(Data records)
-----
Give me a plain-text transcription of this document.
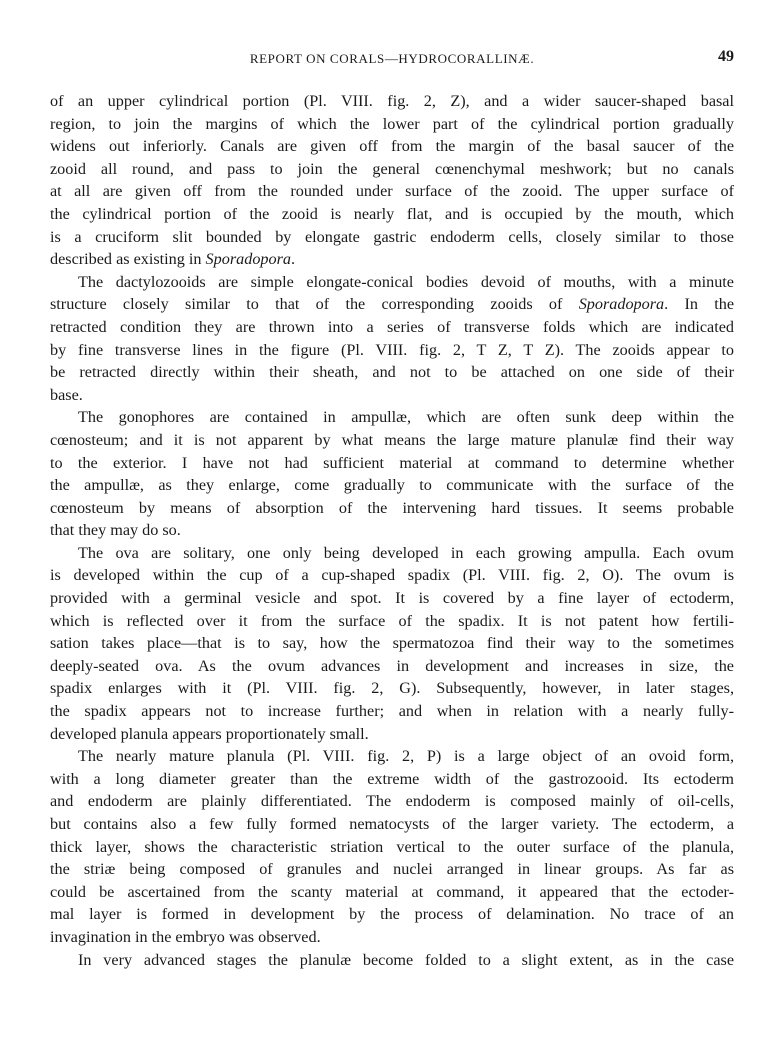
REPORT ON CORALS—HYDROCORALLINÆ.	49
of an upper cylindrical portion (Pl. VIII. fig. 2, Z), and a wider saucer-shaped basal
region, to join the margins of which the lower part of the cylindrical portion gradually
widens out inferiorly. Canals are given off from the margin of the basal saucer of the
zooid all round, and pass to join the general cœnenchymal meshwork; but no canals
at all are given off from the rounded under surface of the zooid. The upper surface of
the cylindrical portion of the zooid is nearly flat, and is occupied by the mouth, which
is a cruciform slit bounded by elongate gastric endoderm cells, closely similar to those
described as existing in Sporadopora.
The dactylozooids are simple elongate-conical bodies devoid of mouths, with a minute
structure closely similar to that of the corresponding zooids of Sporadopora. In the
retracted condition they are thrown into a series of transverse folds which are indicated
by fine transverse lines in the figure (Pl. VIII. fig. 2, T Z, T Z). The zooids appear to
be retracted directly within their sheath, and not to be attached on one side of their
base.
The gonophores are contained in ampullæ, which are often sunk deep within the
cœnosteum; and it is not apparent by what means the large mature planulæ find their way
to the exterior. I have not had sufficient material at command to determine whether
the ampullæ, as they enlarge, come gradually to communicate with the surface of the
cœnosteum by means of absorption of the intervening hard tissues. It seems probable
that they may do so.
The ova are solitary, one only being developed in each growing ampulla. Each ovum
is developed within the cup of a cup-shaped spadix (Pl. VIII. fig. 2, O). The ovum is
provided with a germinal vesicle and spot. It is covered by a fine layer of ectoderm,
which is reflected over it from the surface of the spadix. It is not patent how fertili-
sation takes place—that is to say, how the spermatozoa find their way to the sometimes
deeply-seated ova. As the ovum advances in development and increases in size, the
spadix enlarges with it (Pl. VIII. fig. 2, G). Subsequently, however, in later stages,
the spadix appears not to increase further; and when in relation with a nearly fully-
developed planula appears proportionately small.
The nearly mature planula (Pl. VIII. fig. 2, P) is a large object of an ovoid form,
with a long diameter greater than the extreme width of the gastrozooid. Its ectoderm
and endoderm are plainly differentiated. The endoderm is composed mainly of oil-cells,
but contains also a few fully formed nematocysts of the larger variety. The ectoderm, a
thick layer, shows the characteristic striation vertical to the outer surface of the planula,
the striæ being composed of granules and nuclei arranged in linear groups. As far as
could be ascertained from the scanty material at command, it appeared that the ectoder-
mal layer is formed in development by the process of delamination. No trace of an
invagination in the embryo was observed.
In very advanced stages the planulæ become folded to a slight extent, as in the case
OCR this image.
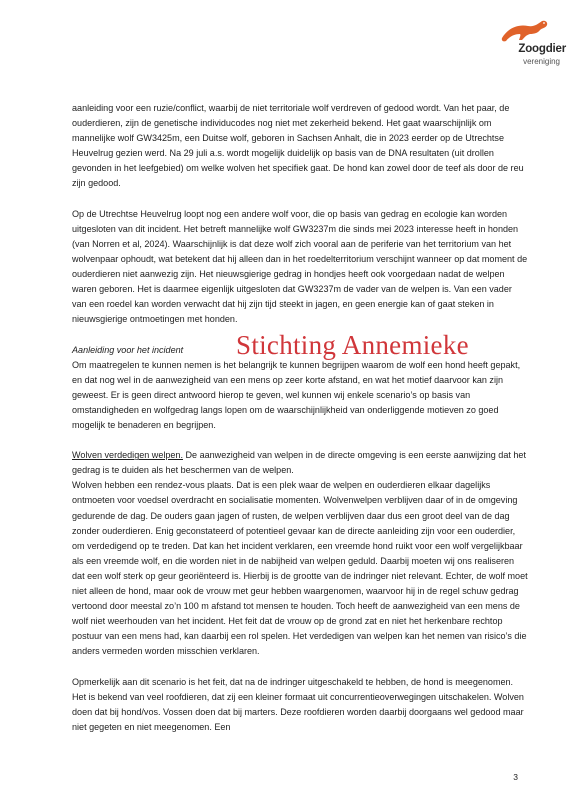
Zoogdier
vereniging

aanleiding voor een ruzie/conflict, waarbij de niet territoriale wolf verdreven of gedood wordt. Van het paar, de ouderdieren, zijn de genetische individucodes nog niet met zekerheid bekend. Het gaat waarschijnlijk om mannelijke wolf GW3425m, een Duitse wolf, geboren in Sachsen Anhalt, die in 2023 eerder op de Utrechtse Heuvelrug gezien werd. Na 29 juli a.s. wordt mogelijk duidelijk op basis van de DNA resultaten (uit drollen gevonden in het leefgebied) om welke wolven het specifiek gaat. De hond kan zowel door de teef als door de reu zijn gedood.

Op de Utrechtse Heuvelrug loopt nog een andere wolf voor, die op basis van gedrag en ecologie kan worden uitgesloten van dit incident. Het betreft mannelijke wolf GW3237m die sinds mei 2023 interesse heeft in honden (van Norren et al, 2024). Waarschijnlijk is dat deze wolf zich vooral aan de periferie van het territorium van het wolvenpaar ophoudt, wat betekent dat hij alleen dan in het roedelterritorium verschijnt wanneer op dat moment de ouderdieren niet aanwezig zijn. Het nieuwsgierige gedrag in hondjes heeft ook voorgedaan nadat de welpen waren geboren. Het is daarmee eigenlijk uitgesloten dat GW3237m de vader van de welpen is. Van een vader van een roedel kan worden verwacht dat hij zijn tijd steekt in jagen, en geen energie kan of gaat steken in nieuwsgierige ontmoetingen met honden.

Aanleiding voor het incident

Om maatregelen te kunnen nemen is het belangrijk te kunnen begrijpen waarom de wolf een hond heeft gepakt, en dat nog wel in de aanwezigheid van een mens op zeer korte afstand, en wat het motief daarvoor kan zijn geweest. Er is geen direct antwoord hierop te geven, wel kunnen wij enkele scenario’s op basis van omstandigheden en wolfgedrag langs lopen om de waarschijnlijkheid van onderliggende motieven zo goed mogelijk te benaderen en begrijpen.

Wolven verdedigen welpen. De aanwezigheid van welpen in de directe omgeving is een eerste aanwijzing dat het gedrag is te duiden als het beschermen van de welpen.

Wolven hebben een rendez-vous plaats. Dat is een plek waar de welpen en ouderdieren elkaar dagelijks ontmoeten voor voedsel overdracht en socialisatie momenten. Wolvenwelpen verblijven daar of in de omgeving gedurende de dag. De ouders gaan jagen of rusten, de welpen verblijven daar dus een groot deel van de dag zonder ouderdieren. Enig geconstateerd of potentieel gevaar kan de directe aanleiding zijn voor een ouderdier, om verdedigend op te treden. Dat kan het incident verklaren, een vreemde hond ruikt voor een wolf vergelijkbaar als een vreemde wolf, en die worden niet in de nabijheid van welpen geduld. Daarbij moeten wij ons realiseren dat een wolf sterk op geur georiënteerd is. Hierbij is de grootte van de indringer niet relevant. Echter, de wolf moet niet alleen de hond, maar ook de vrouw met geur hebben waargenomen, waarvoor hij in de regel schuw gedrag vertoond door meestal zo’n 100 m afstand tot mensen te houden. Toch heeft de aanwezigheid van een mens de wolf niet weerhouden van het incident. Het feit dat de vrouw op de grond zat en niet het herkenbare rechtop postuur van een mens had, kan daarbij een rol spelen. Het verdedigen van welpen kan het nemen van risico’s die anders vermeden worden misschien verklaren.

Opmerkelijk aan dit scenario is het feit, dat na de indringer uitgeschakeld te hebben, de hond is meegenomen. Het is bekend van veel roofdieren, dat zij een kleiner formaat uit concurrentieoverwegingen uitschakelen. Wolven doen dat bij hond/vos. Vossen doen dat bij marters. Deze roofdieren worden daarbij doorgaans wel gedood maar niet gegeten en niet meegenomen. Een

Stichting Annemieke
3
-----
=== Assignment ===
Retype the whole of the data verbatim. Skip every picture.

=== Answer box ===
Give me a plain-text transcription of this document.
REPORT ON CORALS—HYDROCORALLINÆ.	49
of an upper cylindrical portion (Pl. VIII. fig. 2, Z), and a wider saucer-shaped basal
region, to join the margins of which the lower part of the cylindrical portion gradually
widens out inferiorly. Canals are given off from the margin of the basal saucer of the
zooid all round, and pass to join the general cœnenchymal meshwork; but no canals
at all are given off from the rounded under surface of the zooid. The upper surface of
the cylindrical portion of the zooid is nearly flat, and is occupied by the mouth, which
is a cruciform slit bounded by elongate gastric endoderm cells, closely similar to those
described as existing in Sporadopora.
The dactylozooids are simple elongate-conical bodies devoid of mouths, with a minute
structure closely similar to that of the corresponding zooids of Sporadopora. In the
retracted condition they are thrown into a series of transverse folds which are indicated
by fine transverse lines in the figure (Pl. VIII. fig. 2, T Z, T Z). The zooids appear to
be retracted directly within their sheath, and not to be attached on one side of their
base.
The gonophores are contained in ampullæ, which are often sunk deep within the
cœnosteum; and it is not apparent by what means the large mature planulæ find their way
to the exterior. I have not had sufficient material at command to determine whether
the ampullæ, as they enlarge, come gradually to communicate with the surface of the
cœnosteum by means of absorption of the intervening hard tissues. It seems probable
that they may do so.
The ova are solitary, one only being developed in each growing ampulla. Each ovum
is developed within the cup of a cup-shaped spadix (Pl. VIII. fig. 2, O). The ovum is
provided with a germinal vesicle and spot. It is covered by a fine layer of ectoderm,
which is reflected over it from the surface of the spadix. It is not patent how fertili-
sation takes place—that is to say, how the spermatozoa find their way to the sometimes
deeply-seated ova. As the ovum advances in development and increases in size, the
spadix enlarges with it (Pl. VIII. fig. 2, G). Subsequently, however, in later stages,
the spadix appears not to increase further; and when in relation with a nearly fully-
developed planula appears proportionately small.
The nearly mature planula (Pl. VIII. fig. 2, P) is a large object of an ovoid form,
with a long diameter greater than the extreme width of the gastrozooid. Its ectoderm
and endoderm are plainly differentiated. The endoderm is composed mainly of oil-cells,
but contains also a few fully formed nematocysts of the larger variety. The ectoderm, a
thick layer, shows the characteristic striation vertical to the outer surface of the planula,
the striæ being composed of granules and nuclei arranged in linear groups. As far as
could be ascertained from the scanty material at command, it appeared that the ectoder-
mal layer is formed in development by the process of delamination. No trace of an
invagination in the embryo was observed.
In very advanced stages the planulæ become folded to a slight extent, as in the case
OCR this image.
Zoogdier
vereniging

aanleiding voor een ruzie/conflict, waarbij de niet territoriale wolf verdreven of gedood wordt. Van het paar, de ouderdieren, zijn de genetische individucodes nog niet met zekerheid bekend. Het gaat waarschijnlijk om mannelijke wolf GW3425m, een Duitse wolf, geboren in Sachsen Anhalt, die in 2023 eerder op de Utrechtse Heuvelrug gezien werd. Na 29 juli a.s. wordt mogelijk duidelijk op basis van de DNA resultaten (uit drollen gevonden in het leefgebied) om welke wolven het specifiek gaat. De hond kan zowel door de teef als door de reu zijn gedood.

Op de Utrechtse Heuvelrug loopt nog een andere wolf voor, die op basis van gedrag en ecologie kan worden uitgesloten van dit incident. Het betreft mannelijke wolf GW3237m die sinds mei 2023 interesse heeft in honden (van Norren et al, 2024). Waarschijnlijk is dat deze wolf zich vooral aan de periferie van het territorium van het wolvenpaar ophoudt, wat betekent dat hij alleen dan in het roedelterritorium verschijnt wanneer op dat moment de ouderdieren niet aanwezig zijn. Het nieuwsgierige gedrag in hondjes heeft ook voorgedaan nadat de welpen waren geboren. Het is daarmee eigenlijk uitgesloten dat GW3237m de vader van de welpen is. Van een vader van een roedel kan worden verwacht dat hij zijn tijd steekt in jagen, en geen energie kan of gaat steken in nieuwsgierige ontmoetingen met honden.

Aanleiding voor het incident

Om maatregelen te kunnen nemen is het belangrijk te kunnen begrijpen waarom de wolf een hond heeft gepakt, en dat nog wel in de aanwezigheid van een mens op zeer korte afstand, en wat het motief daarvoor kan zijn geweest. Er is geen direct antwoord hierop te geven, wel kunnen wij enkele scenario’s op basis van omstandigheden en wolfgedrag langs lopen om de waarschijnlijkheid van onderliggende motieven zo goed mogelijk te benaderen en begrijpen.

Wolven verdedigen welpen. De aanwezigheid van welpen in de directe omgeving is een eerste aanwijzing dat het gedrag is te duiden als het beschermen van de welpen.

Wolven hebben een rendez-vous plaats. Dat is een plek waar de welpen en ouderdieren elkaar dagelijks ontmoeten voor voedsel overdracht en socialisatie momenten. Wolvenwelpen verblijven daar of in de omgeving gedurende de dag. De ouders gaan jagen of rusten, de welpen verblijven daar dus een groot deel van de dag zonder ouderdieren. Enig geconstateerd of potentieel gevaar kan de directe aanleiding zijn voor een ouderdier, om verdedigend op te treden. Dat kan het incident verklaren, een vreemde hond ruikt voor een wolf vergelijkbaar als een vreemde wolf, en die worden niet in de nabijheid van welpen geduld. Daarbij moeten wij ons realiseren dat een wolf sterk op geur georiënteerd is. Hierbij is de grootte van de indringer niet relevant. Echter, de wolf moet niet alleen de hond, maar ook de vrouw met geur hebben waargenomen, waarvoor hij in de regel schuw gedrag vertoond door meestal zo’n 100 m afstand tot mensen te houden. Toch heeft de aanwezigheid van een mens de wolf niet weerhouden van het incident. Het feit dat de vrouw op de grond zat en niet het herkenbare rechtop postuur van een mens had, kan daarbij een rol spelen. Het verdedigen van welpen kan het nemen van risico’s die anders vermeden worden misschien verklaren.

Opmerkelijk aan dit scenario is het feit, dat na de indringer uitgeschakeld te hebben, de hond is meegenomen. Het is bekend van veel roofdieren, dat zij een kleiner formaat uit concurrentieoverwegingen uitschakelen. Wolven doen dat bij hond/vos. Vossen doen dat bij marters. Deze roofdieren worden daarbij doorgaans wel gedood maar niet gegeten en niet meegenomen. Een

Stichting Annemieke
3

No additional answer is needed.